• PROBLEM TO SOLVE: Find every line in the records that holds the string "debe". Copy each one.
--- SOURCE MATERIAL ---
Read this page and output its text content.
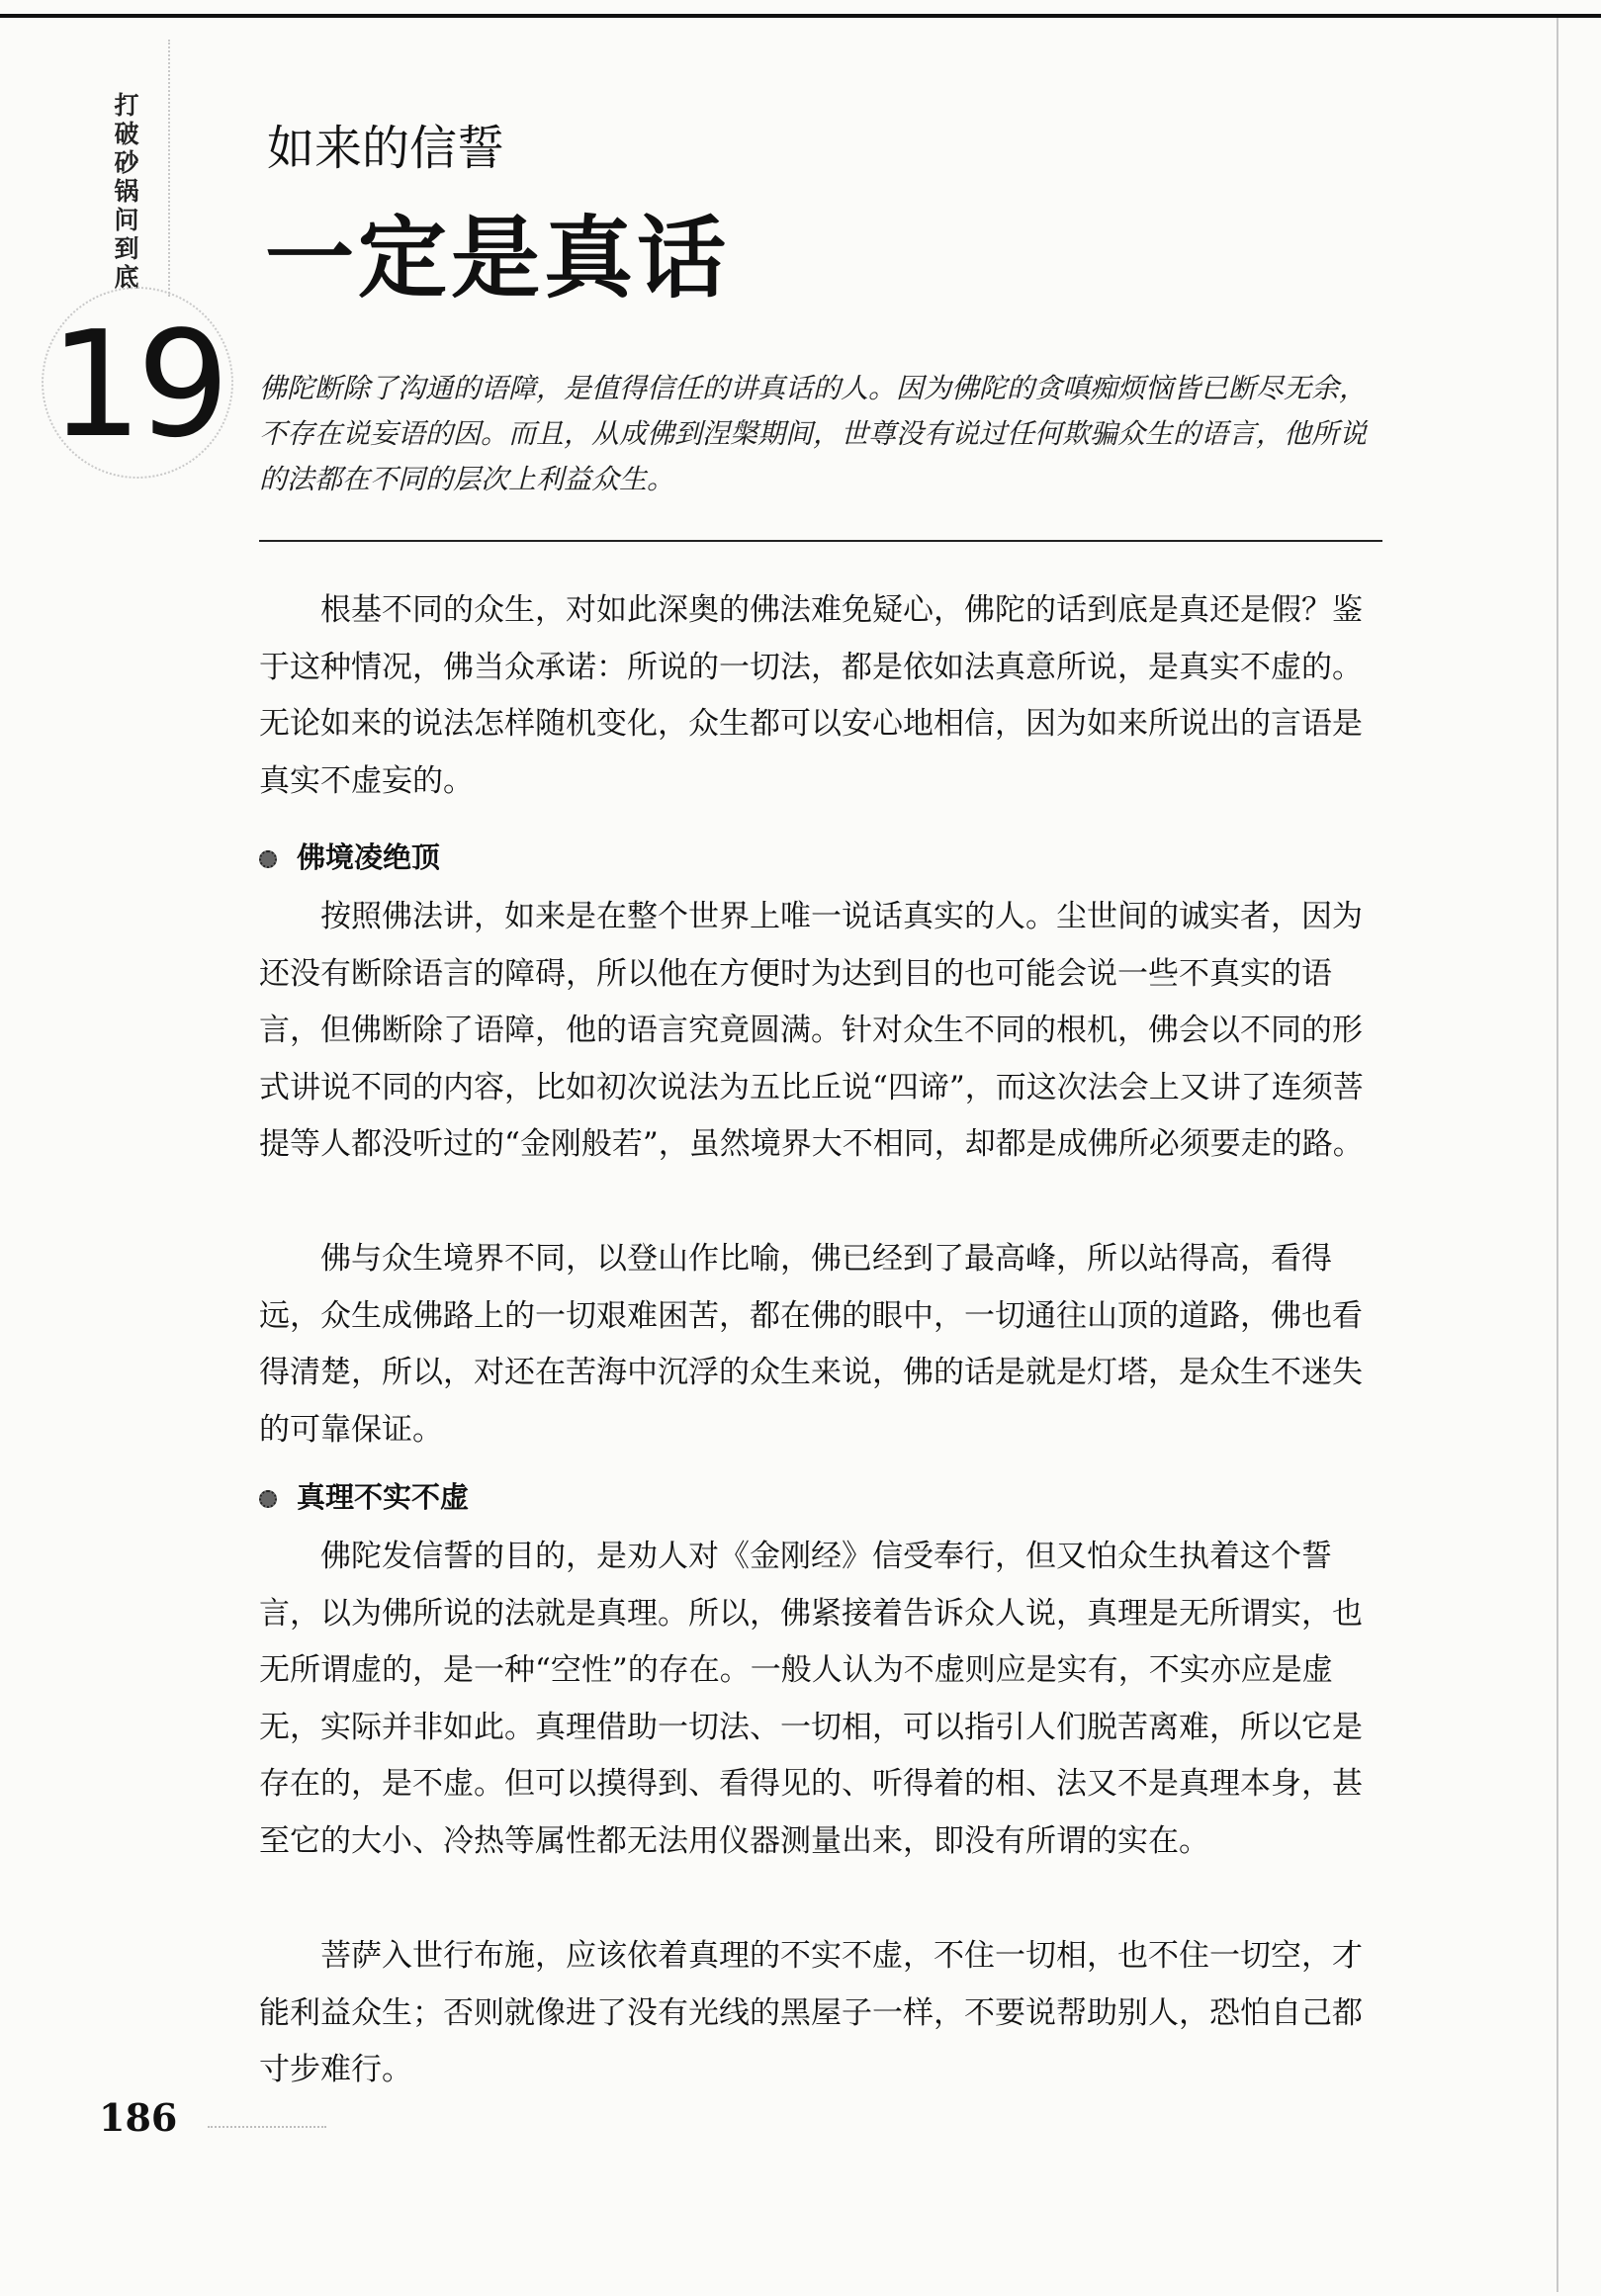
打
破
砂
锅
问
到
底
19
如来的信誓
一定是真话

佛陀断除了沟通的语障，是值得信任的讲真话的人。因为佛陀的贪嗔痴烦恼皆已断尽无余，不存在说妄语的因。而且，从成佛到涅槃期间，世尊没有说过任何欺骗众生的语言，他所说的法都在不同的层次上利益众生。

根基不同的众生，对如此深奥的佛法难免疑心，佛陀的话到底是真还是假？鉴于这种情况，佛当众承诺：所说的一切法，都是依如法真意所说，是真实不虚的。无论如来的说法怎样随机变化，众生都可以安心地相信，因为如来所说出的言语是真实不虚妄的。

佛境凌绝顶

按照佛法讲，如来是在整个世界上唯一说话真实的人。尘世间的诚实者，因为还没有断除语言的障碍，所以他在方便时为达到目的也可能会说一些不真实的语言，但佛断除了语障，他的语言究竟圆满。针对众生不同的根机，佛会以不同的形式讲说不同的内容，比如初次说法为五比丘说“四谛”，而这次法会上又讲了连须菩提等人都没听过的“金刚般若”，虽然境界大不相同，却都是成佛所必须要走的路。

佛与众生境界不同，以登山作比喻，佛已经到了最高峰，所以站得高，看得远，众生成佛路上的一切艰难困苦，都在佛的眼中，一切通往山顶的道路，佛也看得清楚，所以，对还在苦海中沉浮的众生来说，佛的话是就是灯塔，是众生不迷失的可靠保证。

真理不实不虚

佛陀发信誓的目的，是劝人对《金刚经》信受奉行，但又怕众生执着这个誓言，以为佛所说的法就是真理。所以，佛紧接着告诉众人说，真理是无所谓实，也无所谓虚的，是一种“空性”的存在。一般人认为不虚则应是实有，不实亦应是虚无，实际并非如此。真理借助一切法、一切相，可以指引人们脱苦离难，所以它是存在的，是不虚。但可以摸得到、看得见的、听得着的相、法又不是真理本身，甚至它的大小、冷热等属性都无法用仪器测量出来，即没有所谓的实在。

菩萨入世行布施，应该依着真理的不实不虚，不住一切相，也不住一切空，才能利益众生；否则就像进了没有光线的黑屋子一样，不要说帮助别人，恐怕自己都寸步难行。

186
---
--- SOURCE MATERIAL ---
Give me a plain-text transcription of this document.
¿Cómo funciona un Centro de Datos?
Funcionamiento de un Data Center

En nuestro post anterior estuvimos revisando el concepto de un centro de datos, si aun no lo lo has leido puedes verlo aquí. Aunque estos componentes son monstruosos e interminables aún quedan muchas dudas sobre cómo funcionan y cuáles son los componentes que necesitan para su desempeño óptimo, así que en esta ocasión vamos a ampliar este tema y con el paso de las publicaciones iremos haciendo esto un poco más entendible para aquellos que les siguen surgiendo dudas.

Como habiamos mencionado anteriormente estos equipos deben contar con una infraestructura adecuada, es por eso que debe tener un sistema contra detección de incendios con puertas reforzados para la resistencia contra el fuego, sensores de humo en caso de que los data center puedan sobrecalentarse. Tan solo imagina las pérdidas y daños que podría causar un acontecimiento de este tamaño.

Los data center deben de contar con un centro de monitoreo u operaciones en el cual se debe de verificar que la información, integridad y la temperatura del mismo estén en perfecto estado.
---
• RESPONSE BELOW:
Como habiamos mencionado anteriormente estos equipos deben contar con una infraestructura adecuada, es por eso que debe tener un sistema contra detección de incendios con puertas reforzados para la resistencia contra el fuego, sensores de humo en caso de que los data center puedan sobrecalentarse. Tan solo imagina las pérdidas y daños que podría causar un acontecimiento de este tamaño.
Los data center deben de contar con un centro de monitoreo u operaciones en el cual se debe de verificar que la información, integridad y la temperatura del mismo estén en perfecto estado.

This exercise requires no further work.